**To be done**.
Copy each line below in which the string "should" occurs.

BEGIN

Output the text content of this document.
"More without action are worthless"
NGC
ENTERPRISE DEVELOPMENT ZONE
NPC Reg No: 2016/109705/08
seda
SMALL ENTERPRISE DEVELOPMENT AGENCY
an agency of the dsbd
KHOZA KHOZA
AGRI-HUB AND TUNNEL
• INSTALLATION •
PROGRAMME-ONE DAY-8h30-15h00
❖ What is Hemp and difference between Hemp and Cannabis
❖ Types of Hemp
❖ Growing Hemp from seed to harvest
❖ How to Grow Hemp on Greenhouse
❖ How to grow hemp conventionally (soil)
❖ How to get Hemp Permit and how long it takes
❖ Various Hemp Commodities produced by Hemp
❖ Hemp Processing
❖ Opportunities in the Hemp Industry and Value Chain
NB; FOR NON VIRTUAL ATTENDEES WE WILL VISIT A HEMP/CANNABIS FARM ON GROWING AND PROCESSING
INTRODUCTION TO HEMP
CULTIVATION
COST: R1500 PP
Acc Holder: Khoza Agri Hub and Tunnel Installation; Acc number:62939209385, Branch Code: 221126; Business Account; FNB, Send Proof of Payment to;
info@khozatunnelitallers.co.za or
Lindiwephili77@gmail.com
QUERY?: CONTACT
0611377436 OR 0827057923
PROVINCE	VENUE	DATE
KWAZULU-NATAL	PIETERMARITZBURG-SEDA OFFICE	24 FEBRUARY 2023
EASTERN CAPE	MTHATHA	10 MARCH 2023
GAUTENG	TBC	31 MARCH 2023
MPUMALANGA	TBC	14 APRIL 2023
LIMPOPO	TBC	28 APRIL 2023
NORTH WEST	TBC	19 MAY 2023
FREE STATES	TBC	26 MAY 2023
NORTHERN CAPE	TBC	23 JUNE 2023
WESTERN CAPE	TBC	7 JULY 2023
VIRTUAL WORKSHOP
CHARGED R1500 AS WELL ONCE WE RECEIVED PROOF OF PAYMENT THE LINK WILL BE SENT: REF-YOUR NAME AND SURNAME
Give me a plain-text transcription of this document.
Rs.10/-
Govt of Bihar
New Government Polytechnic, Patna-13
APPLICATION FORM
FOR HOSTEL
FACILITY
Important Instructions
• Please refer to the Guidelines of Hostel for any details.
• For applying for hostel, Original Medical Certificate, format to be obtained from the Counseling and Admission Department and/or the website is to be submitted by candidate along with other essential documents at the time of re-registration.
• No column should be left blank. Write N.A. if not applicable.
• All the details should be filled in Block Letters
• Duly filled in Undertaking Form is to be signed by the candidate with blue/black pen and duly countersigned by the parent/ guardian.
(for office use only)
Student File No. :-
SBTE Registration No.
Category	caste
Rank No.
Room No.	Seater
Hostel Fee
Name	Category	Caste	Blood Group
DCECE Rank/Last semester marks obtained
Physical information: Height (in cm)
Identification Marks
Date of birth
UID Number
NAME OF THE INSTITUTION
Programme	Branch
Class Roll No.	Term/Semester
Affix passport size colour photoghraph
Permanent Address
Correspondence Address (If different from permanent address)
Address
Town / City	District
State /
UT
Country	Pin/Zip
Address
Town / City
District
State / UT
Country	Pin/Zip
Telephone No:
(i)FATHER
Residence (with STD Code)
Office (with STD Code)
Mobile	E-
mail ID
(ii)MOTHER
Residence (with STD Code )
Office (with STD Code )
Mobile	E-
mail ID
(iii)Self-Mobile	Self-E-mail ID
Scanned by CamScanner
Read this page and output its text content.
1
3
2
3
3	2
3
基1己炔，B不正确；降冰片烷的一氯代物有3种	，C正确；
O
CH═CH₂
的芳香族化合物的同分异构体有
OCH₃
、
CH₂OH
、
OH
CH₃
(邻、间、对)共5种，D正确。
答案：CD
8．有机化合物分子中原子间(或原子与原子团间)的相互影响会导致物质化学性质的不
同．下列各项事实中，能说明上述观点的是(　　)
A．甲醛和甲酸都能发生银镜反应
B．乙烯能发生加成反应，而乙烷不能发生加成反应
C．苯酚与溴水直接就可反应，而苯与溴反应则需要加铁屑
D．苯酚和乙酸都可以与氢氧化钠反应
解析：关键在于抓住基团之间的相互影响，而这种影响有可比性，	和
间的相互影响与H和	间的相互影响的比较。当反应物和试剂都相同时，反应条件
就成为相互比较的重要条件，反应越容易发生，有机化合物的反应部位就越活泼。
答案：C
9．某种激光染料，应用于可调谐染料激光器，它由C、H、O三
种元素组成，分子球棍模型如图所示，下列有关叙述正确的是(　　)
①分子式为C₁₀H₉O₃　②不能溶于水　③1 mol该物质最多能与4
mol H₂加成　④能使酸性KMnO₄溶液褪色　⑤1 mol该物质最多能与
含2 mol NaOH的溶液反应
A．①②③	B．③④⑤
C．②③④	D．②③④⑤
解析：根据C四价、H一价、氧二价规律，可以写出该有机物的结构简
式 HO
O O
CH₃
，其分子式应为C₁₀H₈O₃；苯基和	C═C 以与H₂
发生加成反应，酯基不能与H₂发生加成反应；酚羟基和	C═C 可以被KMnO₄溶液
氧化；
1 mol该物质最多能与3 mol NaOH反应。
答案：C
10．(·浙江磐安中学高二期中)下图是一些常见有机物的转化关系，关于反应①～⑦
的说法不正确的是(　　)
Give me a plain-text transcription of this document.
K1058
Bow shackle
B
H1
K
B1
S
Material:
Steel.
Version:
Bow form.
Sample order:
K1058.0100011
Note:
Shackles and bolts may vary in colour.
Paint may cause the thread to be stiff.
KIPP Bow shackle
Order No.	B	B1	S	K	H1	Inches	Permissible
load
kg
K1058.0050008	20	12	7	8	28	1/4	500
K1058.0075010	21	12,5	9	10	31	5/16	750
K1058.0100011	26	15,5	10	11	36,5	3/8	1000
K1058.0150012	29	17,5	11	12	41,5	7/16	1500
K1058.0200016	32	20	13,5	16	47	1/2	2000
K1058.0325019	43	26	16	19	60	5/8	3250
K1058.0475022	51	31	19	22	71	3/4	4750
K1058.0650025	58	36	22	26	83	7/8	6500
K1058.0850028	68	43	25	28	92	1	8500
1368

END

**Reply**.
• No column should be left blank. Write N.A. if not applicable.
• All the details should be filled in Block Letters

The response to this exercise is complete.